___ RECORDS SUPPLIED ___
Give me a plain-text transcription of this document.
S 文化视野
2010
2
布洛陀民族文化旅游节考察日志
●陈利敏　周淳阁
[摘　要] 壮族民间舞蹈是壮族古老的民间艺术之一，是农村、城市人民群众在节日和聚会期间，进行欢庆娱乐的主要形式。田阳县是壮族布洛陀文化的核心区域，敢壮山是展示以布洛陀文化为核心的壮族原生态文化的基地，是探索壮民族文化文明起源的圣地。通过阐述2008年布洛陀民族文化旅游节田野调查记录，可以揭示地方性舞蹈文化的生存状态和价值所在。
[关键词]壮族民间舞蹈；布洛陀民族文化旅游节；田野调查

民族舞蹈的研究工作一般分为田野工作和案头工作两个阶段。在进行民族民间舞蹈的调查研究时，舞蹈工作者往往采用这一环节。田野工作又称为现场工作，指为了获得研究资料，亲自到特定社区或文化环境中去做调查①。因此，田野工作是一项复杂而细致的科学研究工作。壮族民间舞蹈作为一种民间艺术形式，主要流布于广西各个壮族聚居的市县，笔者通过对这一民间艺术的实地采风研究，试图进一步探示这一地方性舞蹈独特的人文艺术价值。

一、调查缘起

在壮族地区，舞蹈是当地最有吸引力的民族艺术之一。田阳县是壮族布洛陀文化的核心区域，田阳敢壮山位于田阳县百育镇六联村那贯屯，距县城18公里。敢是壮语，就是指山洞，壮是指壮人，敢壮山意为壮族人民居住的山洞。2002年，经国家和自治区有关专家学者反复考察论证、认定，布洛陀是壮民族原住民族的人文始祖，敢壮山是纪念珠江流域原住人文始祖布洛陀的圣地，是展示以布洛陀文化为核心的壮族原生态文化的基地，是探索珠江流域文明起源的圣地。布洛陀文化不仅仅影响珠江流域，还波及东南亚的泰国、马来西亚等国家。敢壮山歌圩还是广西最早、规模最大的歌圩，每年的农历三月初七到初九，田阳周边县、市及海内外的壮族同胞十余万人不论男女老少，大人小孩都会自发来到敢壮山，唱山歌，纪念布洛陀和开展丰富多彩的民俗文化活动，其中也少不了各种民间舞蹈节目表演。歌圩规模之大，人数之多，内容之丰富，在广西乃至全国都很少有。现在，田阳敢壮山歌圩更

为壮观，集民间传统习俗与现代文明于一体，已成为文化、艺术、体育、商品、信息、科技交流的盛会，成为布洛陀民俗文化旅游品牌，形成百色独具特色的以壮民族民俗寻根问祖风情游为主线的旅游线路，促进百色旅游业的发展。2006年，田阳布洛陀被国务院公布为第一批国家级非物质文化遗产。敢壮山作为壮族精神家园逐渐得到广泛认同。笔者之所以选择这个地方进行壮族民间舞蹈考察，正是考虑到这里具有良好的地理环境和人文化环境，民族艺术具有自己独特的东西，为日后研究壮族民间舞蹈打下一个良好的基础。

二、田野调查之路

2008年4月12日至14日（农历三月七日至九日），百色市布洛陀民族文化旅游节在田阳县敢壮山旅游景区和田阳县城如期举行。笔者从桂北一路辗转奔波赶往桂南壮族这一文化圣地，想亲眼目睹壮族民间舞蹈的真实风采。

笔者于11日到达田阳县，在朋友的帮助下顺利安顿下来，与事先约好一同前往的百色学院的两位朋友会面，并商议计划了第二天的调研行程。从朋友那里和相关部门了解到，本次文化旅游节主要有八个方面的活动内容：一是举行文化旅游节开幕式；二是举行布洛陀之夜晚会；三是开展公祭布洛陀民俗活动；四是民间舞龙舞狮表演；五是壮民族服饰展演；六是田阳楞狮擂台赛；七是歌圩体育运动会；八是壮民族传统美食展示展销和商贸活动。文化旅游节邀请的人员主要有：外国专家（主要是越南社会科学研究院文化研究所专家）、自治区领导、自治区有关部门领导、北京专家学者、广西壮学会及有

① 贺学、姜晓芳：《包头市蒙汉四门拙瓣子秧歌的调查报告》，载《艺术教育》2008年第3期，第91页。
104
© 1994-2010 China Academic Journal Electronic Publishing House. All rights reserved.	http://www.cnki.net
___
• **WRITTEN TASK**
Identify how many lines in the entries above contain the word "田阳县是壮族布洛陀文化的核心区域" and provide only that figure.

• **REPLY TO THE EXERCISE**
2